EXERCISE TASK:
Among the entries, which lines carry the string "values"? Copy each of them.

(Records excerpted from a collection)

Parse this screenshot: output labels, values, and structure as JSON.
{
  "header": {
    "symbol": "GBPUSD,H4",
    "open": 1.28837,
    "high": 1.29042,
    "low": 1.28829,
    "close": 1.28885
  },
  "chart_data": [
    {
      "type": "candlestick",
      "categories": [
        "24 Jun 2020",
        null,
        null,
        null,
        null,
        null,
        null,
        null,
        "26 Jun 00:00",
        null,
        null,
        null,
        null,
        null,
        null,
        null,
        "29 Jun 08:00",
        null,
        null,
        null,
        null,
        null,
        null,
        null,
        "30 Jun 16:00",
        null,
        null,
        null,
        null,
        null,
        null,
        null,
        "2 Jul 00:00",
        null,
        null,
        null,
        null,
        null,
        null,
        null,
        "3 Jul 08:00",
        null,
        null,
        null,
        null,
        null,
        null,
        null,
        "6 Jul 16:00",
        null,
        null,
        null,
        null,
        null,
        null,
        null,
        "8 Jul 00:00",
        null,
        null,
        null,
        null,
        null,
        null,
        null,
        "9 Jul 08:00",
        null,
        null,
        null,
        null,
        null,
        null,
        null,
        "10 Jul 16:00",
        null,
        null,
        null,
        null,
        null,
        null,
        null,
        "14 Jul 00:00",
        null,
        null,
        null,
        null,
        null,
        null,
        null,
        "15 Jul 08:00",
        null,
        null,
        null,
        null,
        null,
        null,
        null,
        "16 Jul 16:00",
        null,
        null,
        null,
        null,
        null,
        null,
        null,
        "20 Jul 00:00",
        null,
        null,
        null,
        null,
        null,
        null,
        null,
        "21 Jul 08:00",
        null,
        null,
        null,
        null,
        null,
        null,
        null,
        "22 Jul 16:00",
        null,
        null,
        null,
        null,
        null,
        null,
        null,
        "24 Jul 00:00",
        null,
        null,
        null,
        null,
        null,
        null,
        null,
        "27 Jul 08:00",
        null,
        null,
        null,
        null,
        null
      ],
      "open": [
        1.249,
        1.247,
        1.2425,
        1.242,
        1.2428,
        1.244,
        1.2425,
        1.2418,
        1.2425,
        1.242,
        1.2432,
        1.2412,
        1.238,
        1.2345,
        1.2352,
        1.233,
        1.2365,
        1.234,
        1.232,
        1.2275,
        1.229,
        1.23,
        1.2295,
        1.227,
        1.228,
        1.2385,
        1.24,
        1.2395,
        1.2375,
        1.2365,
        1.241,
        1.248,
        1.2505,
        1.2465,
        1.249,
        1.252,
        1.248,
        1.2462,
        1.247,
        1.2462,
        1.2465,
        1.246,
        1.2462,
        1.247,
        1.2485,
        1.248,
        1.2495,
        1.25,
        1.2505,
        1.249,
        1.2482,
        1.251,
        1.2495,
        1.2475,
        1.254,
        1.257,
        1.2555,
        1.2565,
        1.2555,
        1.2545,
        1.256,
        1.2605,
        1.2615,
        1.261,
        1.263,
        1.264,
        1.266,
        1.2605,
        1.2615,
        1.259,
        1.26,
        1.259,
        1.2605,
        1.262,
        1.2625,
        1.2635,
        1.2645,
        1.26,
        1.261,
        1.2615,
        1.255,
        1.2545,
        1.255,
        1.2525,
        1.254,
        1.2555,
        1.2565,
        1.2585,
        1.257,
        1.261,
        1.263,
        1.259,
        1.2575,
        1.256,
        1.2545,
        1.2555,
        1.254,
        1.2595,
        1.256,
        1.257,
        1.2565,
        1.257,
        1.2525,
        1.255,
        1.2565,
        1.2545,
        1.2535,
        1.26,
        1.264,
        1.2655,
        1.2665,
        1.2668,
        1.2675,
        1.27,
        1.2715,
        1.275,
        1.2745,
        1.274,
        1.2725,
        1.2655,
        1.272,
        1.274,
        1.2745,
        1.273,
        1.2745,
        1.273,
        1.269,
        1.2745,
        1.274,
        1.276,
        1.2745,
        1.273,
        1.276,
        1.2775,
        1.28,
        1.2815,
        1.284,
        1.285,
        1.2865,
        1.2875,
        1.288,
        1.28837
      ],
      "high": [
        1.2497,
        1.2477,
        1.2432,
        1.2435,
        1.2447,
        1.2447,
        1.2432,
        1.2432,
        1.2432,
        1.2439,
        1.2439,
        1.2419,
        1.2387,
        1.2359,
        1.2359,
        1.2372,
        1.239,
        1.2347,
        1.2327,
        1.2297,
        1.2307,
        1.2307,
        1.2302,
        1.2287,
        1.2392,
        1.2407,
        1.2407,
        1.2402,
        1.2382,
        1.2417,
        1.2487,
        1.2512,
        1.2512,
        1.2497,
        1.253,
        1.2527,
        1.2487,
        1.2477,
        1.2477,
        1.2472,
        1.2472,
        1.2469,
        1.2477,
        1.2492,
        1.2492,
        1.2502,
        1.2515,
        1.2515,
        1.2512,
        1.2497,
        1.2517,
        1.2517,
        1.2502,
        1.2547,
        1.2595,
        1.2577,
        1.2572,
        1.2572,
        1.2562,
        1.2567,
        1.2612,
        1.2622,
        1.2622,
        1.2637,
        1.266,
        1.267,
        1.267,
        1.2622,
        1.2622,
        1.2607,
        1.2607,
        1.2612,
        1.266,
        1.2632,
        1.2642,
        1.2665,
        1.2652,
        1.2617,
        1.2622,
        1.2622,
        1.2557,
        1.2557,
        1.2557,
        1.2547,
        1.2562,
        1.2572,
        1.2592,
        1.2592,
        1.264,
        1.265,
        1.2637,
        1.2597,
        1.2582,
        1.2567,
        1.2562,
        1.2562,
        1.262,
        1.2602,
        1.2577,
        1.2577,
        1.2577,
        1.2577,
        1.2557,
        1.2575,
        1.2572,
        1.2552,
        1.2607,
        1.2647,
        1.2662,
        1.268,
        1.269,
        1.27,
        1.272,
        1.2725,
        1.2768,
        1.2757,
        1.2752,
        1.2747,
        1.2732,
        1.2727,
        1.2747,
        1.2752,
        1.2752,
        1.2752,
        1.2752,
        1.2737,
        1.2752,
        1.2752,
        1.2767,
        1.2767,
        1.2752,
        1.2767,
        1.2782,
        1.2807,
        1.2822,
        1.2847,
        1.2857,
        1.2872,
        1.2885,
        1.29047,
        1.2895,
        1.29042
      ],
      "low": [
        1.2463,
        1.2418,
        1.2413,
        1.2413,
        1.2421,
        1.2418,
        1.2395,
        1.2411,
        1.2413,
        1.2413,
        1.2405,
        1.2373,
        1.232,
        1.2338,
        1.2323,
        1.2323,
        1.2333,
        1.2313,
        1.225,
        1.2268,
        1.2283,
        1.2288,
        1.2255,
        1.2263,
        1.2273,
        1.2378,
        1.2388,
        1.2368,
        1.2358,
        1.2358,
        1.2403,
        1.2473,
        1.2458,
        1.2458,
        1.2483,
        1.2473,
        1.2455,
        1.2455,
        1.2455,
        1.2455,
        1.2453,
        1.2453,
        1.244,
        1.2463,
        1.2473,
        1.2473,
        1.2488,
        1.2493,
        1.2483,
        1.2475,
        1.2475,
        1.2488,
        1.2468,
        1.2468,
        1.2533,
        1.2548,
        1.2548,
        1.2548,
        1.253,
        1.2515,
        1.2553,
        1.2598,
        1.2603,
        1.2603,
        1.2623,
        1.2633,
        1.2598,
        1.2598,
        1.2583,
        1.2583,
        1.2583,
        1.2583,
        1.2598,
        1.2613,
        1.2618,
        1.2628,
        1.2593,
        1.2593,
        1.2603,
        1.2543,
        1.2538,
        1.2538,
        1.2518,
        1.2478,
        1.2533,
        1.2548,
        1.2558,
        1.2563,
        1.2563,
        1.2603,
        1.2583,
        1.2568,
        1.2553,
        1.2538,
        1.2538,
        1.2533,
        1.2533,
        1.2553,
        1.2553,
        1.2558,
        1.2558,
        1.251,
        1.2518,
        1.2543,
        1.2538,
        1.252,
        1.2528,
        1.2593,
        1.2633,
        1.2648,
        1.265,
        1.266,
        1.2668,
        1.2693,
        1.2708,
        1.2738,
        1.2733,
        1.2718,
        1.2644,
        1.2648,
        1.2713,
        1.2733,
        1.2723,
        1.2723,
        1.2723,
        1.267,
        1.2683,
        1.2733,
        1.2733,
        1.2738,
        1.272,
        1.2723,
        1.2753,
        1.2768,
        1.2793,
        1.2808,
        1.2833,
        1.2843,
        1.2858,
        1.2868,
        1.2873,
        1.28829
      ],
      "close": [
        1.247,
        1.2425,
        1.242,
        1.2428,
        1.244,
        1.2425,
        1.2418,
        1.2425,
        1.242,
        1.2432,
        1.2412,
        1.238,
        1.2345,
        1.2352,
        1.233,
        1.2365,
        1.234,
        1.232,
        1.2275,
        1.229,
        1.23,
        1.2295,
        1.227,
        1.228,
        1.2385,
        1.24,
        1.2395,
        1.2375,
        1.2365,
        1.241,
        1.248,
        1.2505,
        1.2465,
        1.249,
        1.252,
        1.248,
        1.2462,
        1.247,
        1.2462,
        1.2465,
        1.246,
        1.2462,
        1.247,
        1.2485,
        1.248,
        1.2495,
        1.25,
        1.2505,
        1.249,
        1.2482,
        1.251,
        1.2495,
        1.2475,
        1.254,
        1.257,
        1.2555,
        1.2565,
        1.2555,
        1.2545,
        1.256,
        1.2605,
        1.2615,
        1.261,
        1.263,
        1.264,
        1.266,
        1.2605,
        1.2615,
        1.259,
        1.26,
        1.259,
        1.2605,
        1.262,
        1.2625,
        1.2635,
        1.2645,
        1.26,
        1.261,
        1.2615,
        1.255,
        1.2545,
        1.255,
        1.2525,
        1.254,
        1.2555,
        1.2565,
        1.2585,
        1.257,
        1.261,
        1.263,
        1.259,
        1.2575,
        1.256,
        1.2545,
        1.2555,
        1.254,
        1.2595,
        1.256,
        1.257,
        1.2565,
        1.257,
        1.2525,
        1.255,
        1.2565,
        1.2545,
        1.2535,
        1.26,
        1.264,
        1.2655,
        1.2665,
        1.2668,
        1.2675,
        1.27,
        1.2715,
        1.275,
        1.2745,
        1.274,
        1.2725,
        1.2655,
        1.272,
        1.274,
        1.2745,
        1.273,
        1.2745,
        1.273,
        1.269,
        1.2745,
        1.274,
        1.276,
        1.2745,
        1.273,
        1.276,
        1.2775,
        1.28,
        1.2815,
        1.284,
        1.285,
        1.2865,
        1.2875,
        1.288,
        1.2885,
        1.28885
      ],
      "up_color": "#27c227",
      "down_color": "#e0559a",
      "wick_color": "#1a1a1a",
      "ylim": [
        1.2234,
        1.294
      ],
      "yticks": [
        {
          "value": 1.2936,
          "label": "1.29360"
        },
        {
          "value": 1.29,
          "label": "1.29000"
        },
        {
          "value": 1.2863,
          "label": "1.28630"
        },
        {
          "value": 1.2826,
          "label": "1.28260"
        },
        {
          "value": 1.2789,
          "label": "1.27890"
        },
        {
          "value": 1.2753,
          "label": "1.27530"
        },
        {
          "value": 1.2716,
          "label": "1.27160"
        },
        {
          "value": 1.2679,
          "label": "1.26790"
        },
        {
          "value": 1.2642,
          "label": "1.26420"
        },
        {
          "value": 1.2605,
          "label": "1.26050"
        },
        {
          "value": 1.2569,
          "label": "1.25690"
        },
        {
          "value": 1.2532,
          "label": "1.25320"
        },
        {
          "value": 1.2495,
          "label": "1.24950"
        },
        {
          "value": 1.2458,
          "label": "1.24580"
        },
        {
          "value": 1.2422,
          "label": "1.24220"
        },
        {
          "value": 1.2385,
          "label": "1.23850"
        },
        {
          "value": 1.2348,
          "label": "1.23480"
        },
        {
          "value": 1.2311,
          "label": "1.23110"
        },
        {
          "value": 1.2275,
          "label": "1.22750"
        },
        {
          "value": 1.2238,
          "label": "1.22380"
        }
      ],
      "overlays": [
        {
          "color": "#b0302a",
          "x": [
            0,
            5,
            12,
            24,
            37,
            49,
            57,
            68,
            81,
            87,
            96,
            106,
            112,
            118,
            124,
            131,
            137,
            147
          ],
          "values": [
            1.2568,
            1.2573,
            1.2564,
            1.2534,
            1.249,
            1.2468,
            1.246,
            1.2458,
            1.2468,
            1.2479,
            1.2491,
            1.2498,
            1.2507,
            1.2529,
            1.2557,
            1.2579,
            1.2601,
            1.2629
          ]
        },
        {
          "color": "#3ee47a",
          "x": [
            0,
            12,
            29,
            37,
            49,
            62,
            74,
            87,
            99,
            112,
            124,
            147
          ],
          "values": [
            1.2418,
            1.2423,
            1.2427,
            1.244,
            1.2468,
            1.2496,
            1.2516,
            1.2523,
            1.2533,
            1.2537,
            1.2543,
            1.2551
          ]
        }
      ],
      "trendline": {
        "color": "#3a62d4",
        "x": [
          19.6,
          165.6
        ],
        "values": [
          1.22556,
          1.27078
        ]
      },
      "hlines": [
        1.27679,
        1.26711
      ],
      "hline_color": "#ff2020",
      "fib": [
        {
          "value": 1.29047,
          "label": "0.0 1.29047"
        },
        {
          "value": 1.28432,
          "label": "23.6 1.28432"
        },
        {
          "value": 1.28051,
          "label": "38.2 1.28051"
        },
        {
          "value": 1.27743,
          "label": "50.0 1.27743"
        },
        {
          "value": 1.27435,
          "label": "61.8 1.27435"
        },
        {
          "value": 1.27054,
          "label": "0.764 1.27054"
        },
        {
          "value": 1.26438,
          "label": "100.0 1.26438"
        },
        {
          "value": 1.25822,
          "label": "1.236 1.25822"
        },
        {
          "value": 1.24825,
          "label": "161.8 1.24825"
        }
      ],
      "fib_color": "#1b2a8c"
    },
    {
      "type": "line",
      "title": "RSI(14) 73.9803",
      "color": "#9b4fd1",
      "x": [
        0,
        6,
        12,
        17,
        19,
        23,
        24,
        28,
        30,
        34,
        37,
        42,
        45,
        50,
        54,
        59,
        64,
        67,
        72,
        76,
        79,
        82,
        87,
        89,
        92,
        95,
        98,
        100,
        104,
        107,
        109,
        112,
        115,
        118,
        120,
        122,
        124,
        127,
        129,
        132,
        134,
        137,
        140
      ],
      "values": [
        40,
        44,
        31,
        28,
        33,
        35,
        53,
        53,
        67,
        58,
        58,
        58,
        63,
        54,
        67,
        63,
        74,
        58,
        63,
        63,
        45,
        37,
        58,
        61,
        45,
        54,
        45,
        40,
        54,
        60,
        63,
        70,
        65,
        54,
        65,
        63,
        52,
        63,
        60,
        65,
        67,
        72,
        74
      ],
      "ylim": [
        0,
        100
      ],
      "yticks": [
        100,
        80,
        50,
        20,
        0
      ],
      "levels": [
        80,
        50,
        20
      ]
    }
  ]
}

SOLUTION FOR THIS EXERCISE:
Parse this screenshot: output labels, values, and structure as JSON.
          "values": [
          "values": [
        "values": [
      "values": [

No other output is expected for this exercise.